Task data:
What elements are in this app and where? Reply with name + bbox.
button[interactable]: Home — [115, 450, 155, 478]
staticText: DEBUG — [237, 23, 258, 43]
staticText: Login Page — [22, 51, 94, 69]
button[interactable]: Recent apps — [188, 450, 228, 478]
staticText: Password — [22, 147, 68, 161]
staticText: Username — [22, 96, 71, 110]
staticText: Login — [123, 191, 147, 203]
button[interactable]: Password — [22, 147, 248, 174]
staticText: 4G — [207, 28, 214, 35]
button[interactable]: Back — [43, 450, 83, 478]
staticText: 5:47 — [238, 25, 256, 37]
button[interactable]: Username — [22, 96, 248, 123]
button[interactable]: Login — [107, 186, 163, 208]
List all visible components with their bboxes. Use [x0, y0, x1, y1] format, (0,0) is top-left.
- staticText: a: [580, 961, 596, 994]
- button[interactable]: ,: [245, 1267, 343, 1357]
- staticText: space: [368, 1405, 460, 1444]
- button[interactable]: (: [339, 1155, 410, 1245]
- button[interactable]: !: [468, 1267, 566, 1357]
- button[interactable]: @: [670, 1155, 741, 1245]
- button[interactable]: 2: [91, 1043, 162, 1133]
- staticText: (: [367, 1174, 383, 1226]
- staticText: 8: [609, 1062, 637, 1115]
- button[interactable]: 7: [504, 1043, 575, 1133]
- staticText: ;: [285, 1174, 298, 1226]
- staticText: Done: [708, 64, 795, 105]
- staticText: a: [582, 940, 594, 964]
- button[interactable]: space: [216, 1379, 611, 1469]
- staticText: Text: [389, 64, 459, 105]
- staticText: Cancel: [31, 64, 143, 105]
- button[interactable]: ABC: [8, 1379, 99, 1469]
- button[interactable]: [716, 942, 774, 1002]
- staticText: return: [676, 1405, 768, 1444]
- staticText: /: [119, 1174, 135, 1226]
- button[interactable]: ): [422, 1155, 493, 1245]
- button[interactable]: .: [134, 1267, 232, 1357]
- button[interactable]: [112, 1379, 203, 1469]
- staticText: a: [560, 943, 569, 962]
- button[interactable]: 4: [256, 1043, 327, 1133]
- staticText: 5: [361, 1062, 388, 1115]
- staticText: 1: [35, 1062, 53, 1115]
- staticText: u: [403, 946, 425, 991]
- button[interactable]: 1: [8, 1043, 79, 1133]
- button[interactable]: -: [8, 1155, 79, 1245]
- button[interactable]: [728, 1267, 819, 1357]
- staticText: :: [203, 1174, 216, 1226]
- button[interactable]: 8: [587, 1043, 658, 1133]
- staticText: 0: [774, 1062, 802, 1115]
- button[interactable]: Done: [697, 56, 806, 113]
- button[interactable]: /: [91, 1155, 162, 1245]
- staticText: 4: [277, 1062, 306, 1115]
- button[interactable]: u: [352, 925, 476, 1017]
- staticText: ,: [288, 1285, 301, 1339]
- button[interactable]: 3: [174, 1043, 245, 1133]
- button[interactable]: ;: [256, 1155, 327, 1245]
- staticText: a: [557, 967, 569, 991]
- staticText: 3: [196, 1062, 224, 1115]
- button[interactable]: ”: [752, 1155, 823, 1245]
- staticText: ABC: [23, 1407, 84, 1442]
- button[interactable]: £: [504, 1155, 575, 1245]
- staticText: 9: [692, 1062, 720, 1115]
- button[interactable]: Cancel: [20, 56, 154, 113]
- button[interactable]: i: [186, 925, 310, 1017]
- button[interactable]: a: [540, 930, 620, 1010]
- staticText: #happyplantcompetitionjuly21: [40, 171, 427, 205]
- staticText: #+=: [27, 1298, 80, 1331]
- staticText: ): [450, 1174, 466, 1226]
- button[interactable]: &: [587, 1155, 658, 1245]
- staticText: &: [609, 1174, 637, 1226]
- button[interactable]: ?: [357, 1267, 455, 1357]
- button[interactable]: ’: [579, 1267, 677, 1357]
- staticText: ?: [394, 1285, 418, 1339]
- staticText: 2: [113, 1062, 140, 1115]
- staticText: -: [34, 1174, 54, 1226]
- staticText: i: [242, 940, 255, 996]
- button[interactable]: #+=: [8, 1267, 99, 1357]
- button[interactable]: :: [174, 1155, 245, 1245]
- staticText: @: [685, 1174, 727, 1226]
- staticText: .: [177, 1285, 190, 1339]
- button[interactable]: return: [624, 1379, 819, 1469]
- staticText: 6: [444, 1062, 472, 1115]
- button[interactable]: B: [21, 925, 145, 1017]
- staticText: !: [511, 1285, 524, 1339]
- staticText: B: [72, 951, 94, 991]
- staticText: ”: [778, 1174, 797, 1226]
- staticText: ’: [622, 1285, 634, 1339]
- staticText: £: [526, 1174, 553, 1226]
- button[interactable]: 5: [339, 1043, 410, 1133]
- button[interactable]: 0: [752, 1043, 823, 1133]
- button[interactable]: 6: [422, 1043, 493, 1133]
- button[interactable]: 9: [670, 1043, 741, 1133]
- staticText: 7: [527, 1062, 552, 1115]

Task goal:
Swap "Login" for "Sign In" everywhere it occurs in the listing above, keeping everything else identical.

Response to this task:
What elements are in this app and where? Reply with name + bbox.
button[interactable]: Home — [115, 450, 155, 478]
staticText: DEBUG — [237, 23, 258, 43]
staticText: Sign In Page — [22, 51, 94, 69]
button[interactable]: Recent apps — [188, 450, 228, 478]
staticText: Password — [22, 147, 68, 161]
staticText: Username — [22, 96, 71, 110]
staticText: Sign In — [123, 191, 147, 203]
button[interactable]: Password — [22, 147, 248, 174]
staticText: 4G — [207, 28, 214, 35]
button[interactable]: Back — [43, 450, 83, 478]
staticText: 5:47 — [238, 25, 256, 37]
button[interactable]: Username — [22, 96, 248, 123]
button[interactable]: Sign In — [107, 186, 163, 208]
List all visible components with their bboxes. Use [x0, y0, x1, y1] format, (0,0) is top-left.
- staticText: a: [580, 961, 596, 994]
- button[interactable]: ,: [245, 1267, 343, 1357]
- staticText: space: [368, 1405, 460, 1444]
- button[interactable]: (: [339, 1155, 410, 1245]
- button[interactable]: !: [468, 1267, 566, 1357]
- button[interactable]: @: [670, 1155, 741, 1245]
- button[interactable]: 2: [91, 1043, 162, 1133]
- staticText: (: [367, 1174, 383, 1226]
- staticText: 8: [609, 1062, 637, 1115]
- button[interactable]: 7: [504, 1043, 575, 1133]
- staticText: ;: [285, 1174, 298, 1226]
- staticText: Done: [708, 64, 795, 105]
- staticText: a: [582, 940, 594, 964]
- button[interactable]: space: [216, 1379, 611, 1469]
- staticText: Text: [389, 64, 459, 105]
- staticText: Cancel: [31, 64, 143, 105]
- button[interactable]: ABC: [8, 1379, 99, 1469]
- button[interactable]: [716, 942, 774, 1002]
- staticText: return: [676, 1405, 768, 1444]
- staticText: /: [119, 1174, 135, 1226]
- button[interactable]: ): [422, 1155, 493, 1245]
- button[interactable]: .: [134, 1267, 232, 1357]
- button[interactable]: [112, 1379, 203, 1469]
- staticText: a: [560, 943, 569, 962]
- button[interactable]: 4: [256, 1043, 327, 1133]
- staticText: 5: [361, 1062, 388, 1115]
- staticText: 1: [35, 1062, 53, 1115]
- staticText: u: [403, 946, 425, 991]
- button[interactable]: 1: [8, 1043, 79, 1133]
- button[interactable]: -: [8, 1155, 79, 1245]
- button[interactable]: [728, 1267, 819, 1357]
- staticText: :: [203, 1174, 216, 1226]
- button[interactable]: 8: [587, 1043, 658, 1133]
- staticText: 0: [774, 1062, 802, 1115]
- button[interactable]: Done: [697, 56, 806, 113]
- button[interactable]: /: [91, 1155, 162, 1245]
- staticText: 4: [277, 1062, 306, 1115]
- button[interactable]: u: [352, 925, 476, 1017]
- staticText: ,: [288, 1285, 301, 1339]
- button[interactable]: 3: [174, 1043, 245, 1133]
- button[interactable]: ;: [256, 1155, 327, 1245]
- staticText: a: [557, 967, 569, 991]
- staticText: 3: [196, 1062, 224, 1115]
- button[interactable]: ”: [752, 1155, 823, 1245]
- staticText: ABC: [23, 1407, 84, 1442]
- button[interactable]: £: [504, 1155, 575, 1245]
- staticText: 9: [692, 1062, 720, 1115]
- button[interactable]: Cancel: [20, 56, 154, 113]
- button[interactable]: i: [186, 925, 310, 1017]
- button[interactable]: a: [540, 930, 620, 1010]
- staticText: #happyplantcompetitionjuly21: [40, 171, 427, 205]
- staticText: #+=: [27, 1298, 80, 1331]
- staticText: ): [450, 1174, 466, 1226]
- button[interactable]: &: [587, 1155, 658, 1245]
- staticText: &: [609, 1174, 637, 1226]
- button[interactable]: ?: [357, 1267, 455, 1357]
- button[interactable]: ’: [579, 1267, 677, 1357]
- staticText: ?: [394, 1285, 418, 1339]
- staticText: 2: [113, 1062, 140, 1115]
- staticText: -: [34, 1174, 54, 1226]
- staticText: i: [242, 940, 255, 996]
- button[interactable]: #+=: [8, 1267, 99, 1357]
- button[interactable]: :: [174, 1155, 245, 1245]
- staticText: @: [685, 1174, 727, 1226]
- staticText: .: [177, 1285, 190, 1339]
- button[interactable]: return: [624, 1379, 819, 1469]
- staticText: 6: [444, 1062, 472, 1115]
- button[interactable]: B: [21, 925, 145, 1017]
- staticText: !: [511, 1285, 524, 1339]
- staticText: B: [72, 951, 94, 991]
- staticText: ”: [778, 1174, 797, 1226]
- staticText: ’: [622, 1285, 634, 1339]
- staticText: £: [526, 1174, 553, 1226]
- button[interactable]: 5: [339, 1043, 410, 1133]
- button[interactable]: 0: [752, 1043, 823, 1133]
- button[interactable]: 6: [422, 1043, 493, 1133]
- button[interactable]: 9: [670, 1043, 741, 1133]
- staticText: 7: [527, 1062, 552, 1115]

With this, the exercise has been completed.